** begin Given entries **
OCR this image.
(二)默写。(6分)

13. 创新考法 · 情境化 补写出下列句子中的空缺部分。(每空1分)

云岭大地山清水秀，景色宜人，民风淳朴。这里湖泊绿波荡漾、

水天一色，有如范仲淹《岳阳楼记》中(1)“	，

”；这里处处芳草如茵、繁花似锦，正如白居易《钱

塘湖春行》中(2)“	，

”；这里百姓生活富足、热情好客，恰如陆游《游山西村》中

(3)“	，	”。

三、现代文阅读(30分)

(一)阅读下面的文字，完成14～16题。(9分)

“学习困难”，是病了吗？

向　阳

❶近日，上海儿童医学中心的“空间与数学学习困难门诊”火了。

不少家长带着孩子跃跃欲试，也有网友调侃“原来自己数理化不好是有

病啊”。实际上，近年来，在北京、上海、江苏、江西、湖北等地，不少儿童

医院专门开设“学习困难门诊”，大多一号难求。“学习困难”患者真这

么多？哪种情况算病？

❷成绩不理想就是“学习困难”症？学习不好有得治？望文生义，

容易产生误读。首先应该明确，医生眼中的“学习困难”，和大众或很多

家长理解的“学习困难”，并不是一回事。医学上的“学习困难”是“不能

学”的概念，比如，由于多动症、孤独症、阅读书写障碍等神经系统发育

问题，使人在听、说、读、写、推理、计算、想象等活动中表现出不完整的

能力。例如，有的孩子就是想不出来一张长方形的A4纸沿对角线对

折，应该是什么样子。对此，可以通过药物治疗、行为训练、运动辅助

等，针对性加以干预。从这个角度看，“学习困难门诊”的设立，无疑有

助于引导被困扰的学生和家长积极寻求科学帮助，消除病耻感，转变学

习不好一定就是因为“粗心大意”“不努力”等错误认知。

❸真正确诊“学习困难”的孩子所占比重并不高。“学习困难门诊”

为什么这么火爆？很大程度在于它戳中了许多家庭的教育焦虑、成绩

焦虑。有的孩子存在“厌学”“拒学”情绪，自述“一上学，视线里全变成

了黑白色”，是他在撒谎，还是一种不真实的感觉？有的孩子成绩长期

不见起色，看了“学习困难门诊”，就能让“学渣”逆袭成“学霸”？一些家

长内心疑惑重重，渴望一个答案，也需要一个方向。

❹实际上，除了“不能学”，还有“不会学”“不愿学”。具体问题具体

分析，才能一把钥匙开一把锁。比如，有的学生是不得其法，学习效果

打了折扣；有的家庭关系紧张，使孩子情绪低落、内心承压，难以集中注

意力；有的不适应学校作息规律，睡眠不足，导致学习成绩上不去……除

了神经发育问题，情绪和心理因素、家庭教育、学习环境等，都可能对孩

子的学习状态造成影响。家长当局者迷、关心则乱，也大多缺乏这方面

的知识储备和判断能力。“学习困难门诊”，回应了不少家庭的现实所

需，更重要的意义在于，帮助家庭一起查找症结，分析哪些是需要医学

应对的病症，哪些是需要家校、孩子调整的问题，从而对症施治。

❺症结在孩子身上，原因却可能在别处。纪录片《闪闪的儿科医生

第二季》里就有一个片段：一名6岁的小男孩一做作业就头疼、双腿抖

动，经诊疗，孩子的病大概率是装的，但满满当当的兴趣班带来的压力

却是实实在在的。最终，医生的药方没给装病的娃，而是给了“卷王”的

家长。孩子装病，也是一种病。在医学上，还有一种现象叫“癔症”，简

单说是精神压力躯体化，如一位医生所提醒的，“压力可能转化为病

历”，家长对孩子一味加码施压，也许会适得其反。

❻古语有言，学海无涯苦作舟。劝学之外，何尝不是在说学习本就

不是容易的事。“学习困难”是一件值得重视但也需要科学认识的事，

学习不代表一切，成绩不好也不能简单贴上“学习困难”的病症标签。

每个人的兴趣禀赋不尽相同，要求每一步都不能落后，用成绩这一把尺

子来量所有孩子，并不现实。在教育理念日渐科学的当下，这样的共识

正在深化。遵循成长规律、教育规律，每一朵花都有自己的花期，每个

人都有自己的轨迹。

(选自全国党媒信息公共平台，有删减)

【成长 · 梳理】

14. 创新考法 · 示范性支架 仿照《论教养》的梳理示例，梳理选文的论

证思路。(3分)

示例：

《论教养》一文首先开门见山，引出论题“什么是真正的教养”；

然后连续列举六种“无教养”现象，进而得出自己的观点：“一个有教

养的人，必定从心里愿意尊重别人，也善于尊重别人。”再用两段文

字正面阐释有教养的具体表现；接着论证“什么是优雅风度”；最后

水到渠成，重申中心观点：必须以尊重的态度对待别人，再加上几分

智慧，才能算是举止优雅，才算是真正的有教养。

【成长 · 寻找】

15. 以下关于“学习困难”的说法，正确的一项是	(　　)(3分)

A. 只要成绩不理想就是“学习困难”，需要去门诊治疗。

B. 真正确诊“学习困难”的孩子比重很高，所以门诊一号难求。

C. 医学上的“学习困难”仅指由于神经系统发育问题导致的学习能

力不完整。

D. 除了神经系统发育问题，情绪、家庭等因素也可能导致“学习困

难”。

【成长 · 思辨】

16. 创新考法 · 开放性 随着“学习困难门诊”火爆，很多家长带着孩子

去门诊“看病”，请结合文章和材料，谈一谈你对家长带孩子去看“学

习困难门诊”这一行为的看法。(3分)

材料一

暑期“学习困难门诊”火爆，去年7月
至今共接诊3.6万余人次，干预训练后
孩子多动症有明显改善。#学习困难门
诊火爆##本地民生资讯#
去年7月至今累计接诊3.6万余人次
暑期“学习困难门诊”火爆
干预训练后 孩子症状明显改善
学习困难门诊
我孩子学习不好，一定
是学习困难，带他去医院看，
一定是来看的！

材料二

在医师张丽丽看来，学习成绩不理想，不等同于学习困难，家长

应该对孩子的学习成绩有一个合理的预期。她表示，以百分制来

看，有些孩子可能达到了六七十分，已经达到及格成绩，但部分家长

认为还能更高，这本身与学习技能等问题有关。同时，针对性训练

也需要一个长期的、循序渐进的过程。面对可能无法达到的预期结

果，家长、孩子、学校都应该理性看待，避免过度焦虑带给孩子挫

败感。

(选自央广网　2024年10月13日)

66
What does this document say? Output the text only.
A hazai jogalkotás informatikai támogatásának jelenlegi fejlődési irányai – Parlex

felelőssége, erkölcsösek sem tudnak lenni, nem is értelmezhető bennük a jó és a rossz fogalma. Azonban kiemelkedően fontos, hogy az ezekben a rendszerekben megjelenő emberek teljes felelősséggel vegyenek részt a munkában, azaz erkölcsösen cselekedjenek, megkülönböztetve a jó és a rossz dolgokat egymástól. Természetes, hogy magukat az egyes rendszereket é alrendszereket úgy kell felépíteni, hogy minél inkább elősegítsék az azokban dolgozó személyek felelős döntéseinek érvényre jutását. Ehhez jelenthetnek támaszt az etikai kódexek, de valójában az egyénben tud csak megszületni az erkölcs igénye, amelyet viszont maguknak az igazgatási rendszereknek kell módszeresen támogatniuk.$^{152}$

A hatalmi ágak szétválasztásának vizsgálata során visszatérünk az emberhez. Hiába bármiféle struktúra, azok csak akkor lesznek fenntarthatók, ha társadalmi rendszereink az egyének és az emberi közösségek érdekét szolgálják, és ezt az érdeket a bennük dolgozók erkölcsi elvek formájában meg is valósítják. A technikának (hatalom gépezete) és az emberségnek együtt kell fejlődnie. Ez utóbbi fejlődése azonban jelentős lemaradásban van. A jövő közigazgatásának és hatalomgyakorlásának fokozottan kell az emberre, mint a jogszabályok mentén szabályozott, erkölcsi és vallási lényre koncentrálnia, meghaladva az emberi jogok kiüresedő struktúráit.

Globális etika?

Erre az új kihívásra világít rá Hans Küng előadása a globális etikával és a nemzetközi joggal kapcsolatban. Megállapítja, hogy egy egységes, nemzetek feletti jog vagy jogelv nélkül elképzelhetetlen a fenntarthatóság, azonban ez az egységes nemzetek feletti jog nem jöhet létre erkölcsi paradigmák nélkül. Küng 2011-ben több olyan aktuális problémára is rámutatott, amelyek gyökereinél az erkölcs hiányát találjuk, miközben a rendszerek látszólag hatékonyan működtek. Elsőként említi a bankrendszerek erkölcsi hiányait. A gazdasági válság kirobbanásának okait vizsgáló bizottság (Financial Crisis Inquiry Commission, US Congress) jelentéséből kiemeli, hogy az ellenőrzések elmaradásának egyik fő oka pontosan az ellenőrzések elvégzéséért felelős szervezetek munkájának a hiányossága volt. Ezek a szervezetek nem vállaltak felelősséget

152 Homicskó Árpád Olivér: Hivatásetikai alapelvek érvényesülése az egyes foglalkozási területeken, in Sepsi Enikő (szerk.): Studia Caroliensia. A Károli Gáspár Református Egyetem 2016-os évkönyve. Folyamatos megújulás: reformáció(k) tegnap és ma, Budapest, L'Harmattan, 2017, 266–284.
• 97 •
** end Given entries **
▶ _Do this_
Isolate the lines that hold the word "医学上的" and copy all of them.

▶ _Correct response_
家长理解的“学习困难”，并不是一回事。医学上的“学习困难”是“不能
C. 医学上的“学习困难”仅指由于神经系统发育问题导致的学习能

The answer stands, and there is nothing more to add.